- _THE PROBLEM_: Using the entries that follow, collect the lines where the word "What" appears.

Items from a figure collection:

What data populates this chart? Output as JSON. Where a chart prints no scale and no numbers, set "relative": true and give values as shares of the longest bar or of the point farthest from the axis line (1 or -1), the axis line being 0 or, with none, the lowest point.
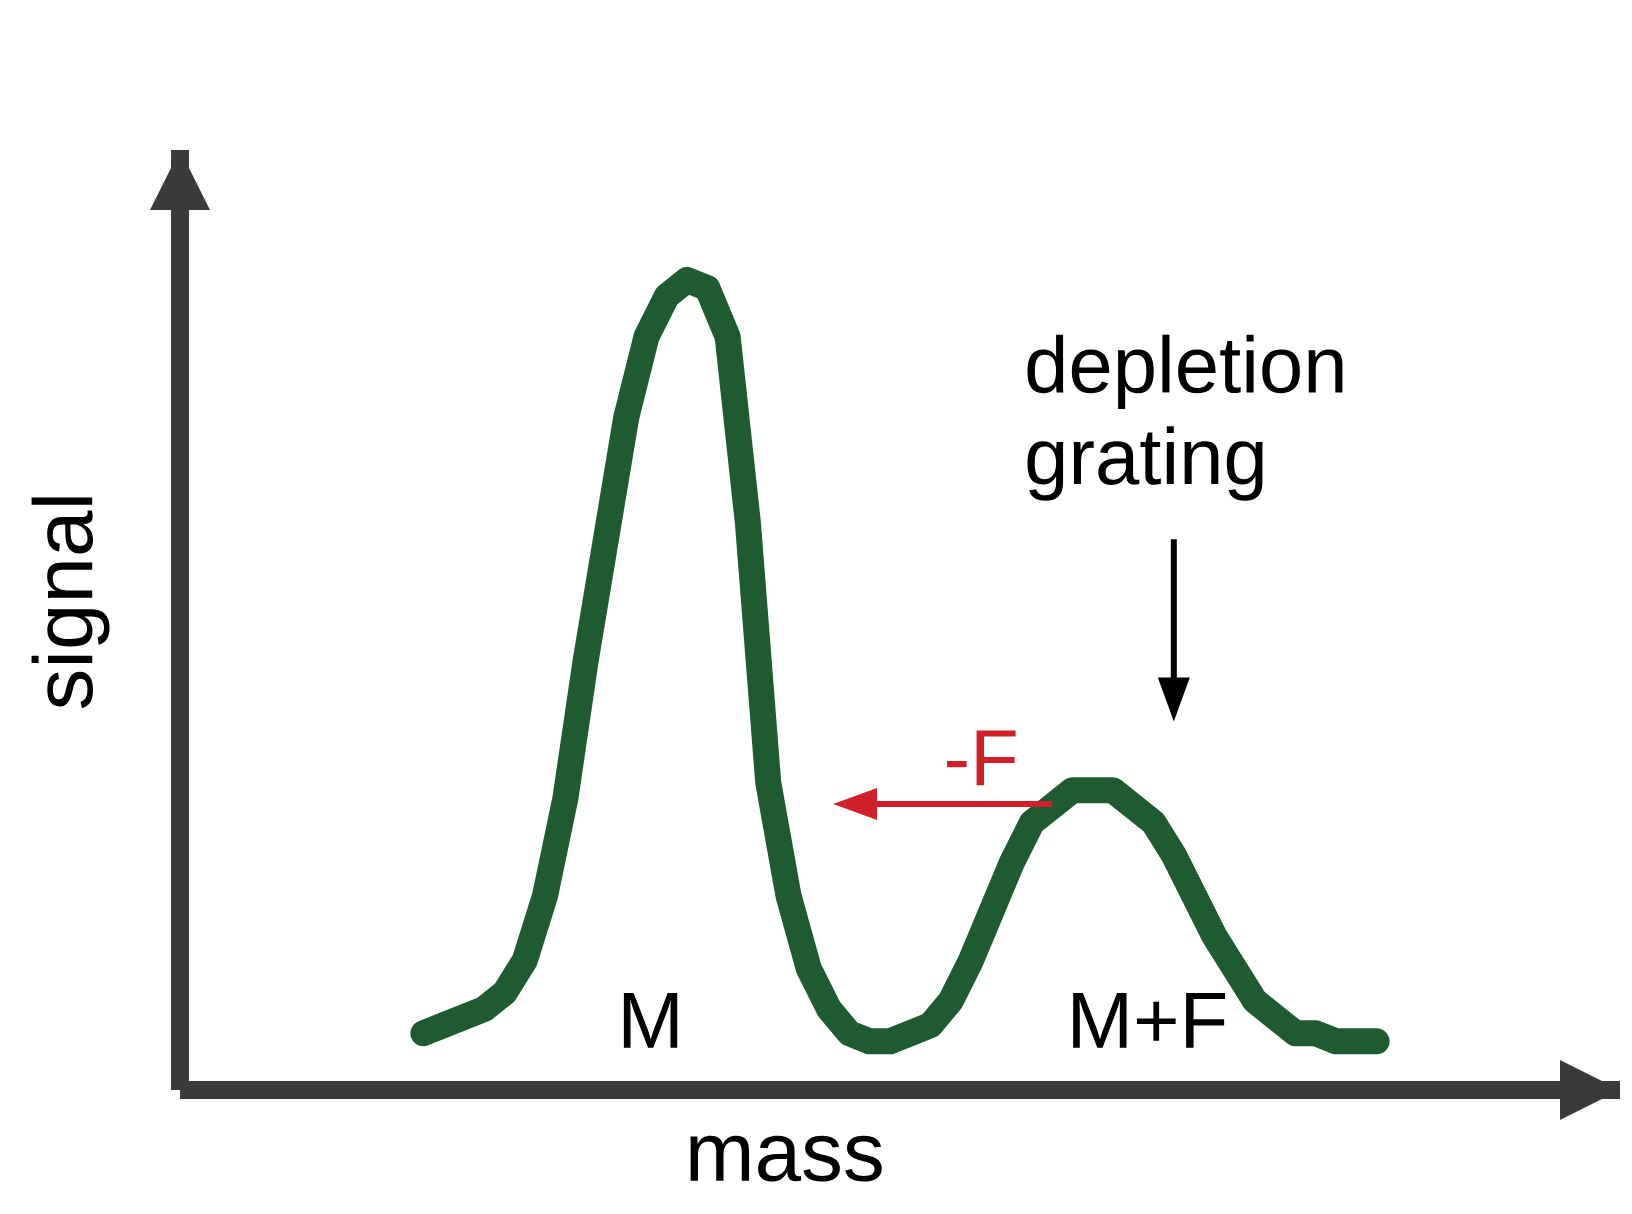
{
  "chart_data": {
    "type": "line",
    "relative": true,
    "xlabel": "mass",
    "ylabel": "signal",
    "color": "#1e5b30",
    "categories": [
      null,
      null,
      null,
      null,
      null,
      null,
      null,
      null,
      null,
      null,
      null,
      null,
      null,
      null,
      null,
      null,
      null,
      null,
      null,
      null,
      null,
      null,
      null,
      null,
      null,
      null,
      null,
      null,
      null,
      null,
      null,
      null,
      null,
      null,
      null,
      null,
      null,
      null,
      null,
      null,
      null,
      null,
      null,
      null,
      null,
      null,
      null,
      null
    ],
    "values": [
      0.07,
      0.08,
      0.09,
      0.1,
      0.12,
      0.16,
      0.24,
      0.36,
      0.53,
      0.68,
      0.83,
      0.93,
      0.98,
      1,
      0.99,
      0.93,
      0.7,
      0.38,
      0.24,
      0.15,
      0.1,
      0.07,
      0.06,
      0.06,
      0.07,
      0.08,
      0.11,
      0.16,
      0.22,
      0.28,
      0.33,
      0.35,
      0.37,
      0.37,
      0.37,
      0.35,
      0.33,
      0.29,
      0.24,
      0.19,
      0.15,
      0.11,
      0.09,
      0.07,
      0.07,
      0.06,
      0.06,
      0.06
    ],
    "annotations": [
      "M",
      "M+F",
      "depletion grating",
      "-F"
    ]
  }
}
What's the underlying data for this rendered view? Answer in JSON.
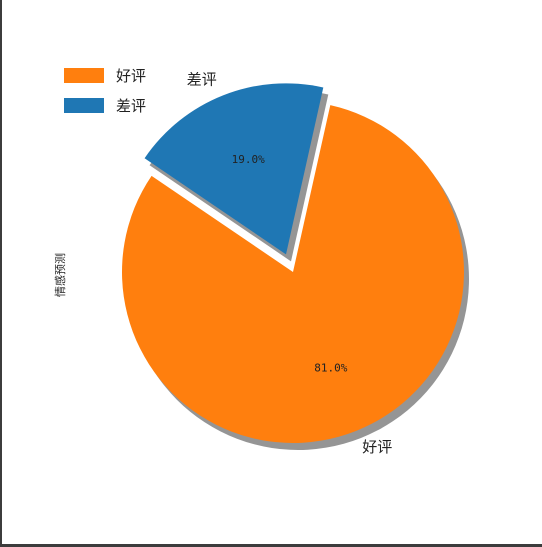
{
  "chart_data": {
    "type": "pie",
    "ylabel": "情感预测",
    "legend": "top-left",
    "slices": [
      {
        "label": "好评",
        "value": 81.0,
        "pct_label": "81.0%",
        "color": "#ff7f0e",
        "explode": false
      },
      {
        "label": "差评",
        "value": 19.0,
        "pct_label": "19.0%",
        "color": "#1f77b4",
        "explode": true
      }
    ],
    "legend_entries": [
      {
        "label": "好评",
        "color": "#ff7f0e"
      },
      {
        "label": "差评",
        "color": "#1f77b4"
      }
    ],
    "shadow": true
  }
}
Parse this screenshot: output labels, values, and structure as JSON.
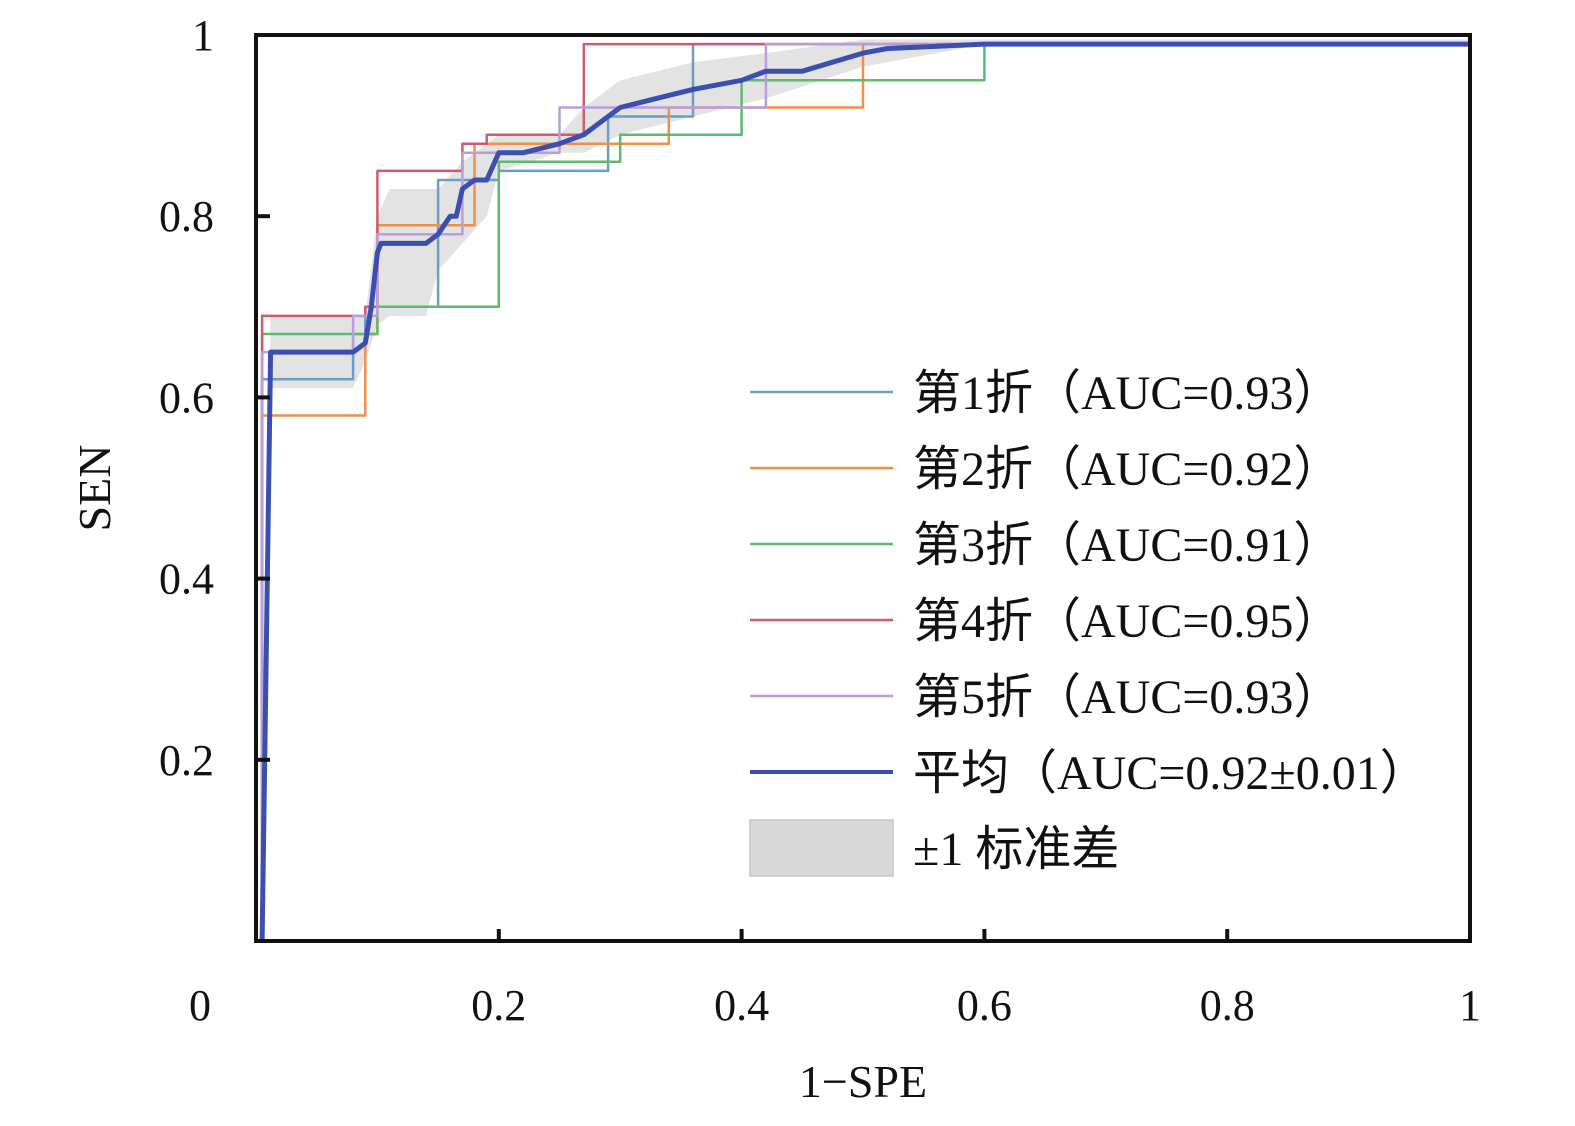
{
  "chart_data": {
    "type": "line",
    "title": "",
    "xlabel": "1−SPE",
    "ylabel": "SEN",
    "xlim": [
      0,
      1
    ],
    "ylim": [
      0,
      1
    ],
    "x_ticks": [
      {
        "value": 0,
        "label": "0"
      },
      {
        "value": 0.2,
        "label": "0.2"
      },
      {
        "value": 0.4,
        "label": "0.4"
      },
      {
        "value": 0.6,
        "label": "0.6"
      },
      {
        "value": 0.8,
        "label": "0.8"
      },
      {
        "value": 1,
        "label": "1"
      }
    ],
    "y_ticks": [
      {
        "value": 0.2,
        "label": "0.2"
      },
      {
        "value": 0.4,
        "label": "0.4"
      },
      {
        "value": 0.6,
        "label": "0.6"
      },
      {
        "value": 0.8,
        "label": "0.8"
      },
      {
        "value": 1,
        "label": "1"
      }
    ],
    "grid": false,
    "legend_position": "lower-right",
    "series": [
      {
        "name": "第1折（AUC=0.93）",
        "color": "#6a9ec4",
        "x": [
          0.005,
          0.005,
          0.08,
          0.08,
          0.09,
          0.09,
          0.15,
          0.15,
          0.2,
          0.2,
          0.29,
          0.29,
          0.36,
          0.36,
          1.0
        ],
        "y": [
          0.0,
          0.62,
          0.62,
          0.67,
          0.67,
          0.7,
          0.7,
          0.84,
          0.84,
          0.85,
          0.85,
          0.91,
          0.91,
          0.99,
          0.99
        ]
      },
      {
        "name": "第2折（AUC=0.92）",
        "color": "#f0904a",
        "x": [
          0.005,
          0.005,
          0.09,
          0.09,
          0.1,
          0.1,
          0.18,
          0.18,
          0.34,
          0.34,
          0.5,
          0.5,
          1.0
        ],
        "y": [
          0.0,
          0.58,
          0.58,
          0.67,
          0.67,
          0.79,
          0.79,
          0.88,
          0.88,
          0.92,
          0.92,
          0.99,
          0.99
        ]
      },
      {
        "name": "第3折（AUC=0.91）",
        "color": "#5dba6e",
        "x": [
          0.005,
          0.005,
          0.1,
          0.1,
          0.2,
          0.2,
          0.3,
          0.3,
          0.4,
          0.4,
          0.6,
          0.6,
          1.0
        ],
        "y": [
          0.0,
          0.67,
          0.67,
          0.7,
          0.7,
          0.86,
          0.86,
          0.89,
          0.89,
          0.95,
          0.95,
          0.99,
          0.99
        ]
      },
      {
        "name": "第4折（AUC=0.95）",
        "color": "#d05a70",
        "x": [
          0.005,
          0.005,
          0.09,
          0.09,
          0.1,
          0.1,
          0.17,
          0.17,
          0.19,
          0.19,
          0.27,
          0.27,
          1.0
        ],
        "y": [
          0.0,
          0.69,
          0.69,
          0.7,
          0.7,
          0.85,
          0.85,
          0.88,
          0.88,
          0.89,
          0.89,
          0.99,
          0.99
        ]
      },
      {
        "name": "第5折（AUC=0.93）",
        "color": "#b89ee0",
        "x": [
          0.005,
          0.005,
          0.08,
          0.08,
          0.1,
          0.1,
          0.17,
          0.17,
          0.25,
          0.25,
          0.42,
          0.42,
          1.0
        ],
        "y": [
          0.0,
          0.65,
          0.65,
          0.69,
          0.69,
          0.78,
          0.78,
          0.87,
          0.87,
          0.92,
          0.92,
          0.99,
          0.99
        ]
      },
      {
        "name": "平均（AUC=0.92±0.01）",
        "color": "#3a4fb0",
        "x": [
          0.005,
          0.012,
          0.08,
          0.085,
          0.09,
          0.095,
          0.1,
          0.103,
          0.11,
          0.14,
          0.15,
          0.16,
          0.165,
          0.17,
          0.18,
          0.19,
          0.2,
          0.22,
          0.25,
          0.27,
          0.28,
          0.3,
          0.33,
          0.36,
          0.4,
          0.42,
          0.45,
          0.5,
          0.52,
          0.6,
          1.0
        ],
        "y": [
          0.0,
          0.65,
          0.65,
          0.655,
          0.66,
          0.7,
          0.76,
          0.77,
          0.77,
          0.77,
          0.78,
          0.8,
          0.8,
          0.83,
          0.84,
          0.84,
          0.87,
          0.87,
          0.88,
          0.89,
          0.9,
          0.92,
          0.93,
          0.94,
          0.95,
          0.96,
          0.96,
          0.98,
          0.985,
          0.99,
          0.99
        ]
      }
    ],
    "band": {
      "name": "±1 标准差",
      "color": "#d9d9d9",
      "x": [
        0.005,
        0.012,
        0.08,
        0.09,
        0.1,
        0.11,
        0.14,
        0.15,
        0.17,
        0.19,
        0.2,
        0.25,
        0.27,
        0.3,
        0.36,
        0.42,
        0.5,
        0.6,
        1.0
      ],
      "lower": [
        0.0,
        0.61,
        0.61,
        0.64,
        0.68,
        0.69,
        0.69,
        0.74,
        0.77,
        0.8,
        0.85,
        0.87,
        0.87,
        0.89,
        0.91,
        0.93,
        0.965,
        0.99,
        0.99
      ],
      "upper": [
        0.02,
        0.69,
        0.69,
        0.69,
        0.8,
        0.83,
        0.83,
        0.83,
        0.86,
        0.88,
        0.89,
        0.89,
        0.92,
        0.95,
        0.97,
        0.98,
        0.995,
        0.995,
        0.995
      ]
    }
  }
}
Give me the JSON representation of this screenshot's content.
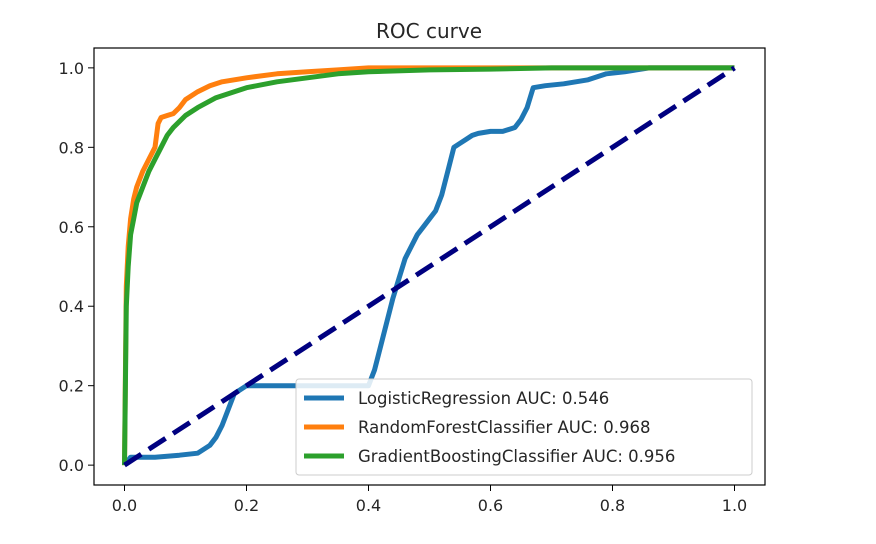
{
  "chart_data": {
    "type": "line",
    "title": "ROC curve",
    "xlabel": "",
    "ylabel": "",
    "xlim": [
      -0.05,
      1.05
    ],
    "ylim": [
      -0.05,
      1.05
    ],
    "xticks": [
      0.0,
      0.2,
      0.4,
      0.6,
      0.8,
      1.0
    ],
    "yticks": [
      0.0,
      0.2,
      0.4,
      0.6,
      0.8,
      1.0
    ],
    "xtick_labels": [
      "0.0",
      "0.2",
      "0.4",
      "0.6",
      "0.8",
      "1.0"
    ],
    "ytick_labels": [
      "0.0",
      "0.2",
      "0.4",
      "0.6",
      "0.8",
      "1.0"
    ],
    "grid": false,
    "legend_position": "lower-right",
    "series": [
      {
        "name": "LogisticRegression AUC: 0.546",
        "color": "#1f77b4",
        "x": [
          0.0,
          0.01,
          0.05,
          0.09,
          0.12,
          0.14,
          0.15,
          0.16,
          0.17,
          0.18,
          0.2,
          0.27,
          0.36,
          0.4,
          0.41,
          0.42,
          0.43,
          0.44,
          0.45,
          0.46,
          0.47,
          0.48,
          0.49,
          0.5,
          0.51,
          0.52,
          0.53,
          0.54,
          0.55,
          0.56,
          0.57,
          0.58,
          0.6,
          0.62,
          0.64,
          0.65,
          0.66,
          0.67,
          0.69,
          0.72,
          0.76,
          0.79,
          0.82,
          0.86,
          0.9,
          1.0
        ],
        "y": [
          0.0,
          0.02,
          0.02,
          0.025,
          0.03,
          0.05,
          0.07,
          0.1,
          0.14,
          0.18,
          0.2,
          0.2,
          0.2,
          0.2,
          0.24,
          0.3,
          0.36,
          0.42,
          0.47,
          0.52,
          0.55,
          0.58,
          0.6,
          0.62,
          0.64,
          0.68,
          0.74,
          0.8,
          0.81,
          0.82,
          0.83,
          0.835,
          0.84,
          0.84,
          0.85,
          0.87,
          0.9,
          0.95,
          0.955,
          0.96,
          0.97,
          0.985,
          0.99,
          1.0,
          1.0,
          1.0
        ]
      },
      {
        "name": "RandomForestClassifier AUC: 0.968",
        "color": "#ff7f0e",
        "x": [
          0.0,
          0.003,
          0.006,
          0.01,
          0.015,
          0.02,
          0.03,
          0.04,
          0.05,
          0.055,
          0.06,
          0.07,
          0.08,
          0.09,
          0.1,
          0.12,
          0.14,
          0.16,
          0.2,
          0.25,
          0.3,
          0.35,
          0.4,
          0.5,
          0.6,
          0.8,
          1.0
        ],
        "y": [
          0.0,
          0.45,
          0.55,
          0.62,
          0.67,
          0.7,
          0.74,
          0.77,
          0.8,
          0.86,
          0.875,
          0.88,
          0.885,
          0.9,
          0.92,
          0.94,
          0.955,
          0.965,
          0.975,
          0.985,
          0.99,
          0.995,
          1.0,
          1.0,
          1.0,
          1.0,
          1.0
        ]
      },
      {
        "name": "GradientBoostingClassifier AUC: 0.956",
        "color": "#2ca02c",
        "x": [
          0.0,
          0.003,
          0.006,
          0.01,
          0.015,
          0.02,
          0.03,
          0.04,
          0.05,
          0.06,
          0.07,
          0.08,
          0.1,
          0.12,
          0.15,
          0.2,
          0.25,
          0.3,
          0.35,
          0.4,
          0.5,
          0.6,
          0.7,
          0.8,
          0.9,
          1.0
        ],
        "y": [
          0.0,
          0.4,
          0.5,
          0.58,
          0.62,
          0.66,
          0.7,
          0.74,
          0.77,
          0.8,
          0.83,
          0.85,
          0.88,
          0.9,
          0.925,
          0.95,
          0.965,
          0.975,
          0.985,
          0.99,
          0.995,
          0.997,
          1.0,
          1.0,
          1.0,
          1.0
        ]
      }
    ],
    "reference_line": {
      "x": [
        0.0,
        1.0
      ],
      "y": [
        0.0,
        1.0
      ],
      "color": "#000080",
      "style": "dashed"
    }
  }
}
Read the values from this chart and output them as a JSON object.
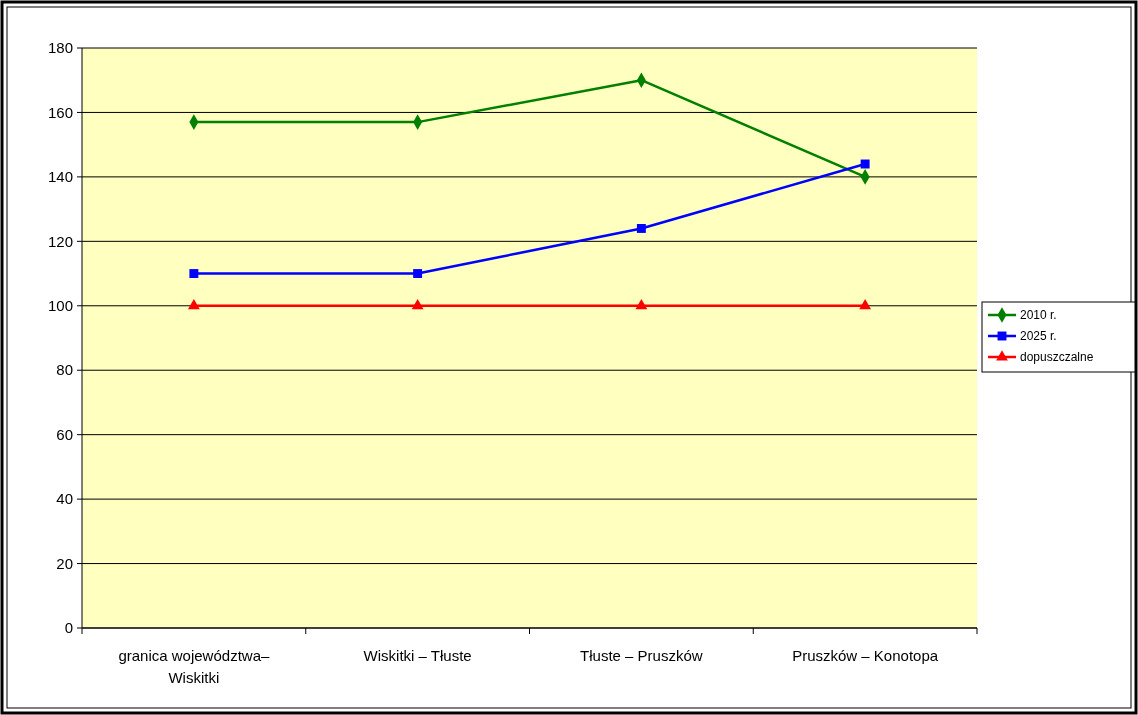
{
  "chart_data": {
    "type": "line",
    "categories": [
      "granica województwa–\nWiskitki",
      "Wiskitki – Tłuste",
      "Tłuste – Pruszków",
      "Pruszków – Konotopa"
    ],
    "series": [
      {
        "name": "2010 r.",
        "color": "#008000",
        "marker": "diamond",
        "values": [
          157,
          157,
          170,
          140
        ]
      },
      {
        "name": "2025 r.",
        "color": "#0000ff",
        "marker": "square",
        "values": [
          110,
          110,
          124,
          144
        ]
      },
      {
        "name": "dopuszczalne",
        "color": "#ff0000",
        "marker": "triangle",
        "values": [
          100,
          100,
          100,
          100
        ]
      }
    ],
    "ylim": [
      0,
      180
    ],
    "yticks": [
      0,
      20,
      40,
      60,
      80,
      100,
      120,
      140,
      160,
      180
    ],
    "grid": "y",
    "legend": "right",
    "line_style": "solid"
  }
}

- _FINISHED EXERCISE_:
What data populates this chart? Output as JSON. Where a chart prints no scale and no numbers, set "relative": true and give values as shares of the longest bar or of the point farthest from the axis line (1 or -1), the axis line being 0 or, with none, the lowest point.
What's the underlying data for this rendered view? Answer in JSON.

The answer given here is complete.